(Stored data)
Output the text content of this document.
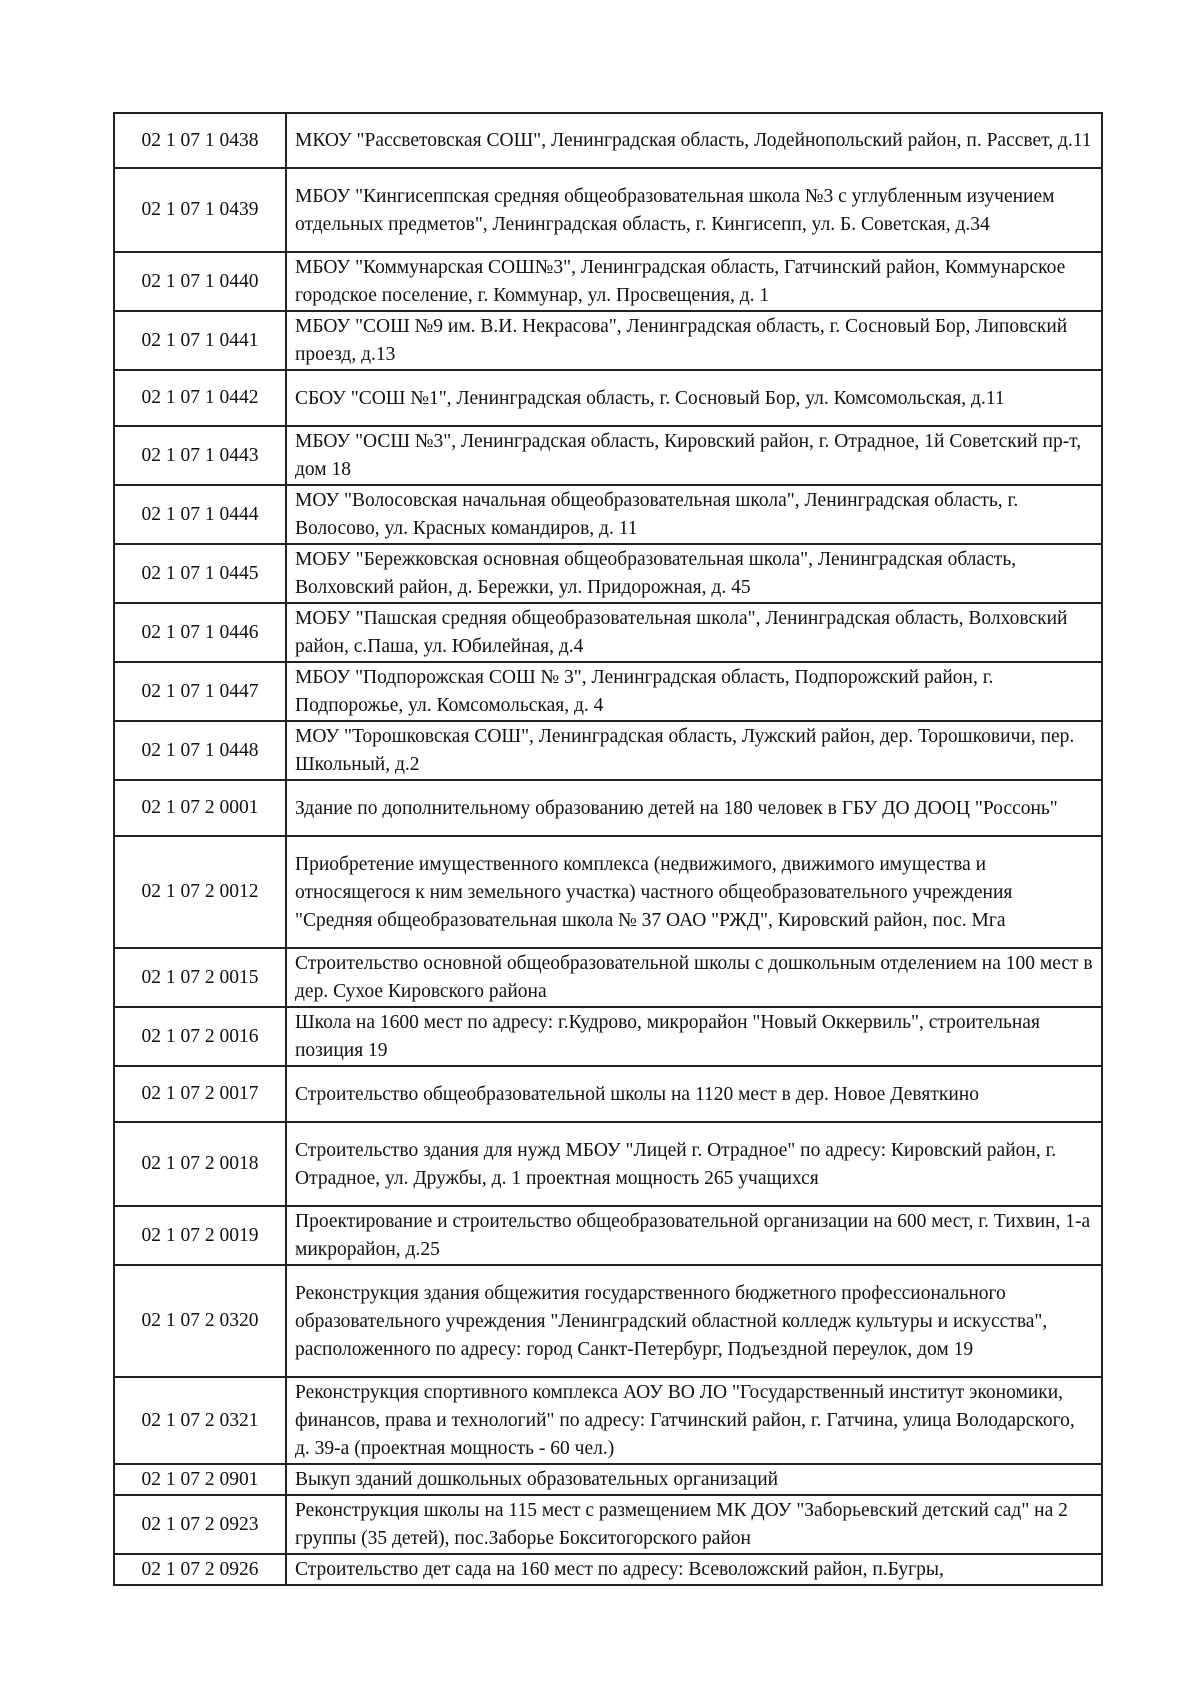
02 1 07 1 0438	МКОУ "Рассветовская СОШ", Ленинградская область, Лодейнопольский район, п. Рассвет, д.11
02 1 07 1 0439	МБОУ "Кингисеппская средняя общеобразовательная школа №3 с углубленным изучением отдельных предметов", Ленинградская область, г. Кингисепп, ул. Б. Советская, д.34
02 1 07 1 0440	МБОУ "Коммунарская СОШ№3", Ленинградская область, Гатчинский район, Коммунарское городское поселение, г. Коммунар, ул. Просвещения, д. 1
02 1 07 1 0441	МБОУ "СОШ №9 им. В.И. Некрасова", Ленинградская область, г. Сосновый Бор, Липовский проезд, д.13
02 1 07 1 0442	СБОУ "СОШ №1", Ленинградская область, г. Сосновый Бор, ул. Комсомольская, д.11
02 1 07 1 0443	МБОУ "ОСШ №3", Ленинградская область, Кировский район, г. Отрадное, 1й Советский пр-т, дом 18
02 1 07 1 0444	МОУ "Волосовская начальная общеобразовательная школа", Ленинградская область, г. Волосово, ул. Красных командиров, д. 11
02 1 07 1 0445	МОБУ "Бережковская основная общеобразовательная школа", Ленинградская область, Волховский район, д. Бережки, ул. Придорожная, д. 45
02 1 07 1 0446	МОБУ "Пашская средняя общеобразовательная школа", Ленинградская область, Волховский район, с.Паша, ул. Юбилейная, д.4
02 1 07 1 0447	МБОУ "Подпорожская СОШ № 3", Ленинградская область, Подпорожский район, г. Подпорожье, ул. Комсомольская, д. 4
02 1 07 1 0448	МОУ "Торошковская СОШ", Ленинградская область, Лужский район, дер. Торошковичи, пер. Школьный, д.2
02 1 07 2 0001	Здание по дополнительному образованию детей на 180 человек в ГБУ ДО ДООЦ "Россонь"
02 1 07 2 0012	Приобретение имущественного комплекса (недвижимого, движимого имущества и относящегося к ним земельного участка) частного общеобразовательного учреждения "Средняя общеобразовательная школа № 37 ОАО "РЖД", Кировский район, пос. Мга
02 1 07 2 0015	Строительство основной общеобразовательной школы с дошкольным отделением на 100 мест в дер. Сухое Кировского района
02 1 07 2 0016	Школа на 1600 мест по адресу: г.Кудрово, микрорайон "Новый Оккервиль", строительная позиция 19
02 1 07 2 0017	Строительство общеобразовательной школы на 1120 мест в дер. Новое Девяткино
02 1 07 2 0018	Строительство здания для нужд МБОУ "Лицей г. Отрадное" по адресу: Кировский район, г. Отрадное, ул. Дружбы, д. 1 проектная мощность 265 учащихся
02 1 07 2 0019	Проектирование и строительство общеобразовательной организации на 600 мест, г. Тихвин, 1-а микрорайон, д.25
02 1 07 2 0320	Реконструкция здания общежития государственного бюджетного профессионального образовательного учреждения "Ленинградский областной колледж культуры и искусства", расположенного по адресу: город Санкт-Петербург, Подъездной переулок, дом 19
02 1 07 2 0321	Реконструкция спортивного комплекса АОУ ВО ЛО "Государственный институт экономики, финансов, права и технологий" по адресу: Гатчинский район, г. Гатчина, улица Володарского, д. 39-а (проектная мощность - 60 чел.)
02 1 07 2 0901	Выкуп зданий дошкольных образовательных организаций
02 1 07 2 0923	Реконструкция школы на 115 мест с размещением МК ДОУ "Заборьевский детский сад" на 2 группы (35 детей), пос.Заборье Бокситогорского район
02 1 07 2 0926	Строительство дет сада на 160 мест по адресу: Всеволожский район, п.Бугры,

...

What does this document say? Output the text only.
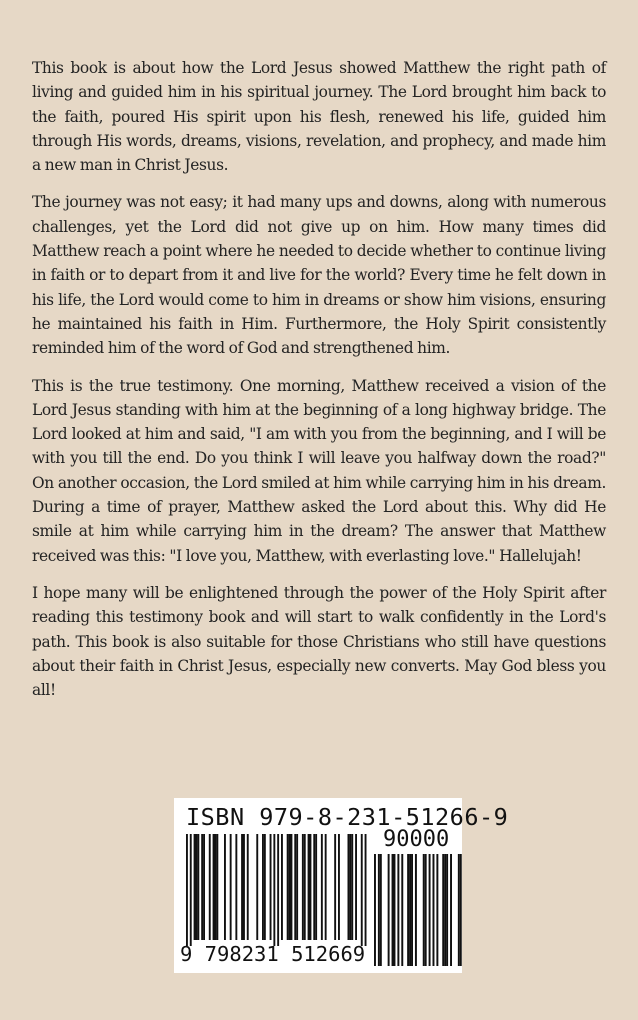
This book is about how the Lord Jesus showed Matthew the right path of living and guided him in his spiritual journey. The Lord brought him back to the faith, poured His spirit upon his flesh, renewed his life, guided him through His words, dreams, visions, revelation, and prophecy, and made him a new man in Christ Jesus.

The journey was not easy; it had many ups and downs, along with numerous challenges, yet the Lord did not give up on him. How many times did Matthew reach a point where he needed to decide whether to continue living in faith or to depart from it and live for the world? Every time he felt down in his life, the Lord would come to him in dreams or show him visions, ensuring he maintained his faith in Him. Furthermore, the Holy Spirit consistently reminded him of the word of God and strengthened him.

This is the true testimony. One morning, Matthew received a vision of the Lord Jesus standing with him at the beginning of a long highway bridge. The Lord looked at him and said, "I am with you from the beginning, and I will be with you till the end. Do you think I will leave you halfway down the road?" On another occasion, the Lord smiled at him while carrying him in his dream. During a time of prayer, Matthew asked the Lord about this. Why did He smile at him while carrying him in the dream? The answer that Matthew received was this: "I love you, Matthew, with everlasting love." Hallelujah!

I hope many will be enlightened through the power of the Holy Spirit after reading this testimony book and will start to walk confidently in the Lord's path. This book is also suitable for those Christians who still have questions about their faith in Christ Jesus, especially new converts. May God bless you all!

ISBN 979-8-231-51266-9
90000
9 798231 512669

GIVEN REQUEST: Copy each line containing the word "text" from the data.

ANSWER FOR THE TASK:
Output the text content of this document.
What does this document say? Output the text only.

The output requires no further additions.